#### STATED PROBLEM
Go through the entries below and write each one out exactly.

#### DATASET RECORDS
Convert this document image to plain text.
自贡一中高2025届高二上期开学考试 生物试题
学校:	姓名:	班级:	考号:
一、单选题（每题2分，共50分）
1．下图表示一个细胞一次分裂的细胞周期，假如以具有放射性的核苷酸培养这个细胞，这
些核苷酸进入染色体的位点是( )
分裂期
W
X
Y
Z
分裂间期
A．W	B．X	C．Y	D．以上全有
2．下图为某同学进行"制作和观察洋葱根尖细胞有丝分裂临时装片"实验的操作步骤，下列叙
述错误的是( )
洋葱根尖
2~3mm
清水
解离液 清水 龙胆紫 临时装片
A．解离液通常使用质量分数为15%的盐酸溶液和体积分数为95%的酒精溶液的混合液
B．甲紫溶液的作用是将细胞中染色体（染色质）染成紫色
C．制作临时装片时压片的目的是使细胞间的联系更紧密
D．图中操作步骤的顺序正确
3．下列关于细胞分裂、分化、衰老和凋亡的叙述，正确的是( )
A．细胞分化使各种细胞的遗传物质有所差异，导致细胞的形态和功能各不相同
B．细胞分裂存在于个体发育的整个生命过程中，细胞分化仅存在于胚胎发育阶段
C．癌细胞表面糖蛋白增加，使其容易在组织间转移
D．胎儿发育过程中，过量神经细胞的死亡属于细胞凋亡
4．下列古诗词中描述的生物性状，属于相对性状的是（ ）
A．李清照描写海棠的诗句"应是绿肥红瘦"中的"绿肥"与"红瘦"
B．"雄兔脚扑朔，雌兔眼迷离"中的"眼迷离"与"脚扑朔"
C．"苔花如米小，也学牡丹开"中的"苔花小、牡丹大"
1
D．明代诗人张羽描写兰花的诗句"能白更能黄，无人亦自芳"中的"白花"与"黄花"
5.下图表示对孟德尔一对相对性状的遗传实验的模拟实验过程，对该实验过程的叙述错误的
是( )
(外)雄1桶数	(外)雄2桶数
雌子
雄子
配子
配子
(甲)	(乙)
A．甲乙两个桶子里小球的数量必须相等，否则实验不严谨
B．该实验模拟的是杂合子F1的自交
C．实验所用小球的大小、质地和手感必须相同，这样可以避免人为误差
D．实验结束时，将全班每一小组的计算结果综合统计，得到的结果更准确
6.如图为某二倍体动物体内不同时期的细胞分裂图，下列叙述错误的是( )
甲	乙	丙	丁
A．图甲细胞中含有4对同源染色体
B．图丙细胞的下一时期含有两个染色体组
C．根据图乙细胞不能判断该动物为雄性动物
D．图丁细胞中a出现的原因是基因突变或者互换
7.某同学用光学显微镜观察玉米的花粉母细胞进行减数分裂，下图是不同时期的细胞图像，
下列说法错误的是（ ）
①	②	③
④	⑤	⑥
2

#### ANSWER TO THE EXERCISE
Convert this document image to plain text.
自贡一中高2025届高二上期开学考试 生物试题
学校:	姓名:	班级:	考号:
一、单选题（每题2分，共50分）
1．下图表示一个细胞一次分裂的细胞周期，假如以具有放射性的核苷酸培养这个细胞，这
些核苷酸进入染色体的位点是( )
分裂期
W
X
Y
Z
分裂间期
A．W	B．X	C．Y	D．以上全有
2．下图为某同学进行"制作和观察洋葱根尖细胞有丝分裂临时装片"实验的操作步骤，下列叙
述错误的是( )
洋葱根尖
2~3mm
清水
解离液 清水 龙胆紫 临时装片
A．解离液通常使用质量分数为15%的盐酸溶液和体积分数为95%的酒精溶液的混合液
B．甲紫溶液的作用是将细胞中染色体（染色质）染成紫色
C．制作临时装片时压片的目的是使细胞间的联系更紧密
D．图中操作步骤的顺序正确
3．下列关于细胞分裂、分化、衰老和凋亡的叙述，正确的是( )
A．细胞分化使各种细胞的遗传物质有所差异，导致细胞的形态和功能各不相同
B．细胞分裂存在于个体发育的整个生命过程中，细胞分化仅存在于胚胎发育阶段
C．癌细胞表面糖蛋白增加，使其容易在组织间转移
D．胎儿发育过程中，过量神经细胞的死亡属于细胞凋亡
4．下列古诗词中描述的生物性状，属于相对性状的是（ ）
A．李清照描写海棠的诗句"应是绿肥红瘦"中的"绿肥"与"红瘦"
B．"雄兔脚扑朔，雌兔眼迷离"中的"眼迷离"与"脚扑朔"
C．"苔花如米小，也学牡丹开"中的"苔花小、牡丹大"
1
D．明代诗人张羽描写兰花的诗句"能白更能黄，无人亦自芳"中的"白花"与"黄花"
5.下图表示对孟德尔一对相对性状的遗传实验的模拟实验过程，对该实验过程的叙述错误的
是( )
(外)雄1桶数	(外)雄2桶数
雌子
雄子
配子
配子
(甲)	(乙)
A．甲乙两个桶子里小球的数量必须相等，否则实验不严谨
B．该实验模拟的是杂合子F1的自交
C．实验所用小球的大小、质地和手感必须相同，这样可以避免人为误差
D．实验结束时，将全班每一小组的计算结果综合统计，得到的结果更准确
6.如图为某二倍体动物体内不同时期的细胞分裂图，下列叙述错误的是( )
甲	乙	丙	丁
A．图甲细胞中含有4对同源染色体
B．图丙细胞的下一时期含有两个染色体组
C．根据图乙细胞不能判断该动物为雄性动物
D．图丁细胞中a出现的原因是基因突变或者互换
7.某同学用光学显微镜观察玉米的花粉母细胞进行减数分裂，下图是不同时期的细胞图像，
下列说法错误的是（ ）
①	②	③
④	⑤	⑥
2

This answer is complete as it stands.